● Job A: Could you recast the rows from the first one through the row holding "document-title: 挖挖机租赁合同范文.doc 文档", inclusive, as a JSON list of strings, one string per row, with blank rows left out?

● Passage shown:
------------------------------------
A related basis for protecting reader privacy is the issue of autonomy and control over data collected about oneself. This is part of a personal interest in not being harmed or exploited by the unintended use of data. The disclosure of a person’s reading habits can lead to snap, and possibly misleading, judgments about a person’s character. In The Unwanted Gaze, for instance, Jeffrey Rosen describes a now infamous episode of Kenneth Starr’s investigation into Monica Lewinsky’s life.[35] Starr attempted to subpoena Washington bookstore Kramerbooks for records of Lewinsky’s book purchases, including her purchase of Nicholson Baker’s Vox, a book discussing phone sex, to give to President Clinton. This revelation, especially if taken out of context, obviously created a risk of judgment about the activities of both Ms. Lewinsky and the President. Privacy includes the ability to prevent actions from being judged and from being judged out of context, and so implicates control and autonomy as much as it implicates intellectual curiosity.

Recognizing the speech and privacy interests involved in the disclosure of a person’s reading activities, federal and state courts have insisted that the government meet high standards when it attempts to obtain reader records.[36] Forty-eight states protect public library reading records by statute, and the attorneys general of the other two states have issued opinions in support of protecting readers’ library records.[37] Thus, the courts and legislature are united in recognizing the importance of a citizenry that can freely avail itself of books and the information they contain without fear of monitoring.

Alongside legal protections are the principles of reader privacy that have been fostered by institutions such as libraries and bookstores.[38] Libraries in particular have developed policies and ethical codes specifically protecting reader privacy and autonomy. The American Library Association, as part of its core mission, has taken on a leadership role in the vigilant protection of reader privacy.[39] Its Library Code of Ethics, first adopted in 1938, consists of eight statements, including: “We protect each library user’s right to privacy and confidentiality with respect to information sought or received and resources consulted, borrowed, acquired or transmitted.”[40] Libraries and brick-and-mortar bookstores have also demanded and fought for a high legal standard, such as a warrant or court order, before turning over reader information to law enforcement or to private parties in litigation.[41] For instance, the Tattered Cover bookstore in Denver refused to turn over book purchase information about a patron accused of drug dealing based on a subpoena, leading to a decision by the Colorado Supreme Court requiring a more protective “warrant plus” standard for such requests in the future.[42] In this way, institutions have played an important leading role in both advancing and enforcing social norms protecting intellectual exploration, including reading.[43]

II. Books Online Present New Privacy Challenges

Against this backdrop of reader protections offline, it is clear that online reader privacy protections are at least, if not more, important. Both the scope of collection and the actual and possible uses of reader information are much greater online than offline. As described above, online book providers can collect and keep records of reader activities that include much more information than offline providers. They can also marshall that information with a level of granularity far beyond the capabilities of physical libraries or bookstores.[44] A physical bookstore or library will likely only ever have a record of the books a reader checks out or purchases, so laws and policies have only needed to address the retention period for this information and whether and on what legal showing it is made available to others.
------------------------------------
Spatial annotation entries
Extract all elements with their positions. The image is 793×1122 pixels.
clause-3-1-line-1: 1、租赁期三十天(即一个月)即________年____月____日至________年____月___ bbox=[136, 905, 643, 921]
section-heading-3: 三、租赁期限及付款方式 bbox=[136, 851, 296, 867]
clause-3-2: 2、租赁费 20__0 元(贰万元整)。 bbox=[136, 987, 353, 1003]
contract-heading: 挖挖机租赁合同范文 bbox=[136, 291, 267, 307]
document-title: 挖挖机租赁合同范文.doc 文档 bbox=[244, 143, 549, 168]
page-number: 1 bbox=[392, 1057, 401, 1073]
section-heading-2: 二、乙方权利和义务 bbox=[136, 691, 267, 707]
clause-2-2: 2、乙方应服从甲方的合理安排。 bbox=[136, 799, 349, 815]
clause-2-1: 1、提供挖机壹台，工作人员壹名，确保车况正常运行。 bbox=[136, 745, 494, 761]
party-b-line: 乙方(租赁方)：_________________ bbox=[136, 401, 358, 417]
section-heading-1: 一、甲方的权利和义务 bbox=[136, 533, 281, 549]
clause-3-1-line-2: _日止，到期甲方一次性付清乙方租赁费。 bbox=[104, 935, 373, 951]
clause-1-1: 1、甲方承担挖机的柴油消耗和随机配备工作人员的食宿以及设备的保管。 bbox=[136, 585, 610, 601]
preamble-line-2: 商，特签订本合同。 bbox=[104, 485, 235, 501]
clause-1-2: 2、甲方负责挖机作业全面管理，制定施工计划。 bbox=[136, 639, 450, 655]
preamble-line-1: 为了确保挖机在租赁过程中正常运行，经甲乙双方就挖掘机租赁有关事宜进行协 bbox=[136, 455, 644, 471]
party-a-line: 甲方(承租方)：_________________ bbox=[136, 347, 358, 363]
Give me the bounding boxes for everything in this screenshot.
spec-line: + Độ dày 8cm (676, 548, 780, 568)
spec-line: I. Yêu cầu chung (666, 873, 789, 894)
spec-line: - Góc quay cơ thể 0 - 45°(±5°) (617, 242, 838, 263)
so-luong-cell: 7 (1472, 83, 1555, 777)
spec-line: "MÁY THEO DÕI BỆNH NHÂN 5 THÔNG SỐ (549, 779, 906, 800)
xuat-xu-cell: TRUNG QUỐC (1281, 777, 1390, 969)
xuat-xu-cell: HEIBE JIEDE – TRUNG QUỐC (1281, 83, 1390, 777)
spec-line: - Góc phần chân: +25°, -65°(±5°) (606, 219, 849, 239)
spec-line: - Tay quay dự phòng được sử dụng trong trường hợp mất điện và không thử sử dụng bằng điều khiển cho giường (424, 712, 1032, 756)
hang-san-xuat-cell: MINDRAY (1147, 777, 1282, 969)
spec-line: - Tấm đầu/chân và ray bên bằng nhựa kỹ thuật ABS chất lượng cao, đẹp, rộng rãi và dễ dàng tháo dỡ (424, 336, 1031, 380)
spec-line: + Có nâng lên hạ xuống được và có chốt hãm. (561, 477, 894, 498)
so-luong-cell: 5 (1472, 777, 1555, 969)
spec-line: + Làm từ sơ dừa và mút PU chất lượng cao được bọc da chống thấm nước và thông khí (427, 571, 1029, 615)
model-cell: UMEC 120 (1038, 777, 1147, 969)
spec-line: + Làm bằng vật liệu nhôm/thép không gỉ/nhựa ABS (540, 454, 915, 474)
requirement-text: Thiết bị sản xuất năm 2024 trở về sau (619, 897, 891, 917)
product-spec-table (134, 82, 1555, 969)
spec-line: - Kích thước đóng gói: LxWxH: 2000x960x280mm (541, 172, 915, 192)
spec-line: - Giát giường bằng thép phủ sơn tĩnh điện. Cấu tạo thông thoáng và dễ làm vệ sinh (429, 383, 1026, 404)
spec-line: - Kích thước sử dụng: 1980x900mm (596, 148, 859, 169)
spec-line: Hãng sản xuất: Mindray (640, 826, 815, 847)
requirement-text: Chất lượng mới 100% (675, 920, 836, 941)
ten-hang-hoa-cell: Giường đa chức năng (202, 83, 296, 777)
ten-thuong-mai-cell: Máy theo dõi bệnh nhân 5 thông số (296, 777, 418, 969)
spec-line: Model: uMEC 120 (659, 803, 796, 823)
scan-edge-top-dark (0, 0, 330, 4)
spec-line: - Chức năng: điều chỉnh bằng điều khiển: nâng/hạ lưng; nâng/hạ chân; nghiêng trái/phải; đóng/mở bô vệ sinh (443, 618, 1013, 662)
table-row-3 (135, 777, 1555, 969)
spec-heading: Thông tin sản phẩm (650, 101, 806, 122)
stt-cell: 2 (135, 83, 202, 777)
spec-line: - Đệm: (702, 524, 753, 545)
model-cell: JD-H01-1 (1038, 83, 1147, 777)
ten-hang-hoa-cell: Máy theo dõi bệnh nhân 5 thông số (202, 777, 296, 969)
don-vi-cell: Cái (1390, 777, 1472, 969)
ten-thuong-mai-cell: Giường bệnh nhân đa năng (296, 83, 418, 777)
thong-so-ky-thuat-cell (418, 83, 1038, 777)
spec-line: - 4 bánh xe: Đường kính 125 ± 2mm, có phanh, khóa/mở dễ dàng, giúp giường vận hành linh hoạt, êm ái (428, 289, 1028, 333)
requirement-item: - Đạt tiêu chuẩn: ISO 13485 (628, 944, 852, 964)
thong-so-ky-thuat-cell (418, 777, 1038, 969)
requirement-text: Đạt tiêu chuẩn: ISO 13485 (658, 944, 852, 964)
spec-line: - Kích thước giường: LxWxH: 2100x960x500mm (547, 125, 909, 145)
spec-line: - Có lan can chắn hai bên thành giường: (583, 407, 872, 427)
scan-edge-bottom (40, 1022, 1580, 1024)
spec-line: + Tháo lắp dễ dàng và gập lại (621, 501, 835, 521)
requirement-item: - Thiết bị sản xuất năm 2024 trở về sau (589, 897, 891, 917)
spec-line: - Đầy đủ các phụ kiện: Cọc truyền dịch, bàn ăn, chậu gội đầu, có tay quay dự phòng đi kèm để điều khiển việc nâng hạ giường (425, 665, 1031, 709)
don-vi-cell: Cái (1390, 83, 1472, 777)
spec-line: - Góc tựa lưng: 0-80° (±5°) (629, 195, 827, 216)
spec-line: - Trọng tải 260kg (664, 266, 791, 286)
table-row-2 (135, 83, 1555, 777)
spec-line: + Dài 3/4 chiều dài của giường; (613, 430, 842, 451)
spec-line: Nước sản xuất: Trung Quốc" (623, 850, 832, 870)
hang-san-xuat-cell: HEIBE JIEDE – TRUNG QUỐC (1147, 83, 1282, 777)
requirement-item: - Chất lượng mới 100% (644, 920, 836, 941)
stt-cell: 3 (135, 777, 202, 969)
------------------------------------
● Job B: Which people are named in the passage on reader privacy?

● Written answer A:
[
  "Extract all elements with their positions. The image is 793×1122 pixels.",
  "clause-3-1-line-1: 1、租赁期三十天(即一个月)即________年____月____日至________年____月___ bbox=[136, 905, 643, 921]",
  "section-heading-3: 三、租赁期限及付款方式 bbox=[136, 851, 296, 867]",
  "clause-3-2: 2、租赁费 20__0 元(贰万元整)。 bbox=[136, 987, 353, 1003]",
  "contract-heading: 挖挖机租赁合同范文 bbox=[136, 291, 267, 307]",
  "document-title: 挖挖机租赁合同范文.doc 文档 bbox=[244, 143, 549, 168]"
]

● Written answer B: Jeffrey Rosen, Kenneth Starr, Monica Lewinsky, Nicholson Baker, President Clinton